**TASK INSTRUCTIONS**
Restate the entries below verbatim.

==========

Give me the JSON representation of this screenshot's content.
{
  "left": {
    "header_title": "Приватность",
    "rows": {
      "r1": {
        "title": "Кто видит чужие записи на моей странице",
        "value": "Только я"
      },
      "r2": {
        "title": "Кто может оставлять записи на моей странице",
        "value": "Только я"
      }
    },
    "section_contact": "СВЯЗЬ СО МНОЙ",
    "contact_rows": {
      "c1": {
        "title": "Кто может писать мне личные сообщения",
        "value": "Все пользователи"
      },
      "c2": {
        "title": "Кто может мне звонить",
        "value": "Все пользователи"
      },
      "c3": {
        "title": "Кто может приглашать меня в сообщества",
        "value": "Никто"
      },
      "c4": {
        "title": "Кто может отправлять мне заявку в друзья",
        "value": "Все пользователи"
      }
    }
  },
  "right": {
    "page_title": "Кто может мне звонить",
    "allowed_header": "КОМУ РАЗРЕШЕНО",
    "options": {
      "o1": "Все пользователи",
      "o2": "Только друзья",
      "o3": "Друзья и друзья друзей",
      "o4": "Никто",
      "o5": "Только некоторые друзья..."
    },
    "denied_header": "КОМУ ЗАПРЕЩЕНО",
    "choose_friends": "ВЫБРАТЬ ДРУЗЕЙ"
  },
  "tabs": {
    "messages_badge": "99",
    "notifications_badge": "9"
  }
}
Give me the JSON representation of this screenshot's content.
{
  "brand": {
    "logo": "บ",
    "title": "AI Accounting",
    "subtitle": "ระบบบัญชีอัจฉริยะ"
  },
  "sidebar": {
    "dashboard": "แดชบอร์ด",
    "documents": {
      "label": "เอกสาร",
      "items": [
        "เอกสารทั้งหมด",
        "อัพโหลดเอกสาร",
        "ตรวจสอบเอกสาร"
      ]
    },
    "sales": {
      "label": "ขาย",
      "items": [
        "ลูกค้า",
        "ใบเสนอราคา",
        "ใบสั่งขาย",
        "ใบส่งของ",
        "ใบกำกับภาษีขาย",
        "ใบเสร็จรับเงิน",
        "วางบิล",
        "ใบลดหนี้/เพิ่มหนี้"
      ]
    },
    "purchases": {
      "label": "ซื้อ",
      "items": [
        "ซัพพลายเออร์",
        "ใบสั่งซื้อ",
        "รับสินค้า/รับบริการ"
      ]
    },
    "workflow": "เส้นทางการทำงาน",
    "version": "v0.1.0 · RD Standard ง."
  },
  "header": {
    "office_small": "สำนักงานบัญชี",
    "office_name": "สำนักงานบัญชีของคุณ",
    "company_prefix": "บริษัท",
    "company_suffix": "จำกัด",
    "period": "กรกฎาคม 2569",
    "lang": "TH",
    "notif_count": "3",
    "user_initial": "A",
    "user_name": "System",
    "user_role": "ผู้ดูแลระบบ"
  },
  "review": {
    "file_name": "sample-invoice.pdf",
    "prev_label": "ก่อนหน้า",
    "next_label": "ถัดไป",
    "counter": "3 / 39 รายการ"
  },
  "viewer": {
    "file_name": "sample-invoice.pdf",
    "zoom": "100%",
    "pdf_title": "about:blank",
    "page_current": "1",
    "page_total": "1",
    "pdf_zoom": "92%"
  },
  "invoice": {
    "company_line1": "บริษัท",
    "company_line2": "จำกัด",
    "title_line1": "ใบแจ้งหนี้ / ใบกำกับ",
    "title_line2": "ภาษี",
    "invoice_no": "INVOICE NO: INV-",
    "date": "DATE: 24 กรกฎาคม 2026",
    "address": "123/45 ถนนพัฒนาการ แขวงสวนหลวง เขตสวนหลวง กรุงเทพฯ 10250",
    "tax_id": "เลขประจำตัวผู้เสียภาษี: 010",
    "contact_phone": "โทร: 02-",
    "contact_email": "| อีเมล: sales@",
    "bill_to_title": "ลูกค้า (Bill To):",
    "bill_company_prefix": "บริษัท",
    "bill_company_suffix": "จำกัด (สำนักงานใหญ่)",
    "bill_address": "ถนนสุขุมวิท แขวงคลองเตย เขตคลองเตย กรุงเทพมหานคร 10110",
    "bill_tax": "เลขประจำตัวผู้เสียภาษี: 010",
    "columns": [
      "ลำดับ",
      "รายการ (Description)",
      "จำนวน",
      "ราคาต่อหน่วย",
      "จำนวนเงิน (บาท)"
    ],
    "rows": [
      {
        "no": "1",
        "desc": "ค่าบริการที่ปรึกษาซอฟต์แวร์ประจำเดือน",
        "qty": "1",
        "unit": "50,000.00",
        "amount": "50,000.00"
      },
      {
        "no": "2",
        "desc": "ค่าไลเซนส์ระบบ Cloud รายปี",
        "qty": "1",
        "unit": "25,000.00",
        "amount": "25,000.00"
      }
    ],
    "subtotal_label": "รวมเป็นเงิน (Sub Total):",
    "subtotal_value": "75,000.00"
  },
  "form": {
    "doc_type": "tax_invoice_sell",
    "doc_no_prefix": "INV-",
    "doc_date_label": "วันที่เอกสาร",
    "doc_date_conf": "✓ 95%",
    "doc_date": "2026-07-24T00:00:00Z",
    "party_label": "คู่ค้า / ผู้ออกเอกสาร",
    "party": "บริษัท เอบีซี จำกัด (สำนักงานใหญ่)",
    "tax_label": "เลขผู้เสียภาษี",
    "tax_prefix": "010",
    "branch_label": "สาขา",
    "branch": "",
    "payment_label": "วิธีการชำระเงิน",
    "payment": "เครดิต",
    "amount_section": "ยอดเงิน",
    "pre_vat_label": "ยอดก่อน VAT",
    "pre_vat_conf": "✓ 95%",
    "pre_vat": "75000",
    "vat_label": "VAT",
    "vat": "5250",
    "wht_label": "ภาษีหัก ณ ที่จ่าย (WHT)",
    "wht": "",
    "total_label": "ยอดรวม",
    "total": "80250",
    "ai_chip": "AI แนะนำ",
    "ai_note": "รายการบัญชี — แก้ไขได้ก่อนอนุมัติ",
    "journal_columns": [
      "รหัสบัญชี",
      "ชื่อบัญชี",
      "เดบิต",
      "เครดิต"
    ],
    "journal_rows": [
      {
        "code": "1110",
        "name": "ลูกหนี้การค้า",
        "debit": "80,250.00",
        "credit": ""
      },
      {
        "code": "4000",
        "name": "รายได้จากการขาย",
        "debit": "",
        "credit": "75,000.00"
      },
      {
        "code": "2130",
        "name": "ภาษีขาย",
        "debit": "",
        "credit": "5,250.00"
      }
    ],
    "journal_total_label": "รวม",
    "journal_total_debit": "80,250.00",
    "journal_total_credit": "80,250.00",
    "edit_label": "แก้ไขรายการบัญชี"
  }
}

==========

**TASK RESPONSE**
Give me the JSON representation of this screenshot's content.
{
  "left": {
    "header_title": "Приватность",
    "rows": {
      "r1": {
        "title": "Кто видит чужие записи на моей странице",
        "value": "Только я"
      },
      "r2": {
        "title": "Кто может оставлять записи на моей странице",
        "value": "Только я"
      }
    },
    "section_contact": "СВЯЗЬ СО МНОЙ",
    "contact_rows": {
      "c1": {
        "title": "Кто может писать мне личные сообщения",
        "value": "Все пользователи"
      },
      "c2": {
        "title": "Кто может мне звонить",
        "value": "Все пользователи"
      },
      "c3": {
        "title": "Кто может приглашать меня в сообщества",
        "value": "Никто"
      },
      "c4": {
        "title": "Кто может отправлять мне заявку в друзья",
        "value": "Все пользователи"
      }
    }
  },
  "right": {
    "page_title": "Кто может мне звонить",
    "allowed_header": "КОМУ РАЗРЕШЕНО",
    "options": {
      "o1": "Все пользователи",
      "o2": "Только друзья",
      "o3": "Друзья и друзья друзей",
      "o4": "Никто",
      "o5": "Только некоторые друзья..."
    },
    "denied_header": "КОМУ ЗАПРЕЩЕНО",
    "choose_friends": "ВЫБРАТЬ ДРУЗЕЙ"
  },
  "tabs": {
    "messages_badge": "99",
    "notifications_badge": "9"
  }
}
Give me the JSON representation of this screenshot's content.
{
  "brand": {
    "logo": "บ",
    "title": "AI Accounting",
    "subtitle": "ระบบบัญชีอัจฉริยะ"
  },
  "sidebar": {
    "dashboard": "แดชบอร์ด",
    "documents": {
      "label": "เอกสาร",
      "items": [
        "เอกสารทั้งหมด",
        "อัพโหลดเอกสาร",
        "ตรวจสอบเอกสาร"
      ]
    },
    "sales": {
      "label": "ขาย",
      "items": [
        "ลูกค้า",
        "ใบเสนอราคา",
        "ใบสั่งขาย",
        "ใบส่งของ",
        "ใบกำกับภาษีขาย",
        "ใบเสร็จรับเงิน",
        "วางบิล",
        "ใบลดหนี้/เพิ่มหนี้"
      ]
    },
    "purchases": {
      "label": "ซื้อ",
      "items": [
        "ซัพพลายเออร์",
        "ใบสั่งซื้อ",
        "รับสินค้า/รับบริการ"
      ]
    },
    "workflow": "เส้นทางการทำงาน",
    "version": "v0.1.0 · RD Standard ง."
  },
  "header": {
    "office_small": "สำนักงานบัญชี",
    "office_name": "สำนักงานบัญชีของคุณ",
    "company_prefix": "บริษัท",
    "company_suffix": "จำกัด",
    "period": "กรกฎาคม 2569",
    "lang": "TH",
    "notif_count": "3",
    "user_initial": "A",
    "user_name": "System",
    "user_role": "ผู้ดูแลระบบ"
  },
  "review": {
    "file_name": "sample-invoice.pdf",
    "prev_label": "ก่อนหน้า",
    "next_label": "ถัดไป",
    "counter": "3 / 39 รายการ"
  },
  "viewer": {
    "file_name": "sample-invoice.pdf",
    "zoom": "100%",
    "pdf_title": "about:blank",
    "page_current": "1",
    "page_total": "1",
    "pdf_zoom": "92%"
  },
  "invoice": {
    "company_line1": "บริษัท",
    "company_line2": "จำกัด",
    "title_line1": "ใบแจ้งหนี้ / ใบกำกับ",
    "title_line2": "ภาษี",
    "invoice_no": "INVOICE NO: INV-",
    "date": "DATE: 24 กรกฎาคม 2026",
    "address": "123/45 ถนนพัฒนาการ แขวงสวนหลวง เขตสวนหลวง กรุงเทพฯ 10250",
    "tax_id": "เลขประจำตัวผู้เสียภาษี: 010",
    "contact_phone": "โทร: 02-",
    "contact_email": "| อีเมล: sales@",
    "bill_to_title": "ลูกค้า (Bill To):",
    "bill_company_prefix": "บริษัท",
    "bill_company_suffix": "จำกัด (สำนักงานใหญ่)",
    "bill_address": "ถนนสุขุมวิท แขวงคลองเตย เขตคลองเตย กรุงเทพมหานคร 10110",
    "bill_tax": "เลขประจำตัวผู้เสียภาษี: 010",
    "columns": [
      "ลำดับ",
      "รายการ (Description)",
      "จำนวน",
      "ราคาต่อหน่วย",
      "จำนวนเงิน (บาท)"
    ],
    "rows": [
      {
        "no": "1",
        "desc": "ค่าบริการที่ปรึกษาซอฟต์แวร์ประจำเดือน",
        "qty": "1",
        "unit": "50,000.00",
        "amount": "50,000.00"
      },
      {
        "no": "2",
        "desc": "ค่าไลเซนส์ระบบ Cloud รายปี",
        "qty": "1",
        "unit": "25,000.00",
        "amount": "25,000.00"
      }
    ],
    "subtotal_label": "รวมเป็นเงิน (Sub Total):",
    "subtotal_value": "75,000.00"
  },
  "form": {
    "doc_type": "tax_invoice_sell",
    "doc_no_prefix": "INV-",
    "doc_date_label": "วันที่เอกสาร",
    "doc_date_conf": "✓ 95%",
    "doc_date": "2026-07-24T00:00:00Z",
    "party_label": "คู่ค้า / ผู้ออกเอกสาร",
    "party": "บริษัท เอบีซี จำกัด (สำนักงานใหญ่)",
    "tax_label": "เลขผู้เสียภาษี",
    "tax_prefix": "010",
    "branch_label": "สาขา",
    "branch": "",
    "payment_label": "วิธีการชำระเงิน",
    "payment": "เครดิต",
    "amount_section": "ยอดเงิน",
    "pre_vat_label": "ยอดก่อน VAT",
    "pre_vat_conf": "✓ 95%",
    "pre_vat": "75000",
    "vat_label": "VAT",
    "vat": "5250",
    "wht_label": "ภาษีหัก ณ ที่จ่าย (WHT)",
    "wht": "",
    "total_label": "ยอดรวม",
    "total": "80250",
    "ai_chip": "AI แนะนำ",
    "ai_note": "รายการบัญชี — แก้ไขได้ก่อนอนุมัติ",
    "journal_columns": [
      "รหัสบัญชี",
      "ชื่อบัญชี",
      "เดบิต",
      "เครดิต"
    ],
    "journal_rows": [
      {
        "code": "1110",
        "name": "ลูกหนี้การค้า",
        "debit": "80,250.00",
        "credit": ""
      },
      {
        "code": "4000",
        "name": "รายได้จากการขาย",
        "debit": "",
        "credit": "75,000.00"
      },
      {
        "code": "2130",
        "name": "ภาษีขาย",
        "debit": "",
        "credit": "5,250.00"
      }
    ],
    "journal_total_label": "รวม",
    "journal_total_debit": "80,250.00",
    "journal_total_credit": "80,250.00",
    "edit_label": "แก้ไขรายการบัญชี"
  }
}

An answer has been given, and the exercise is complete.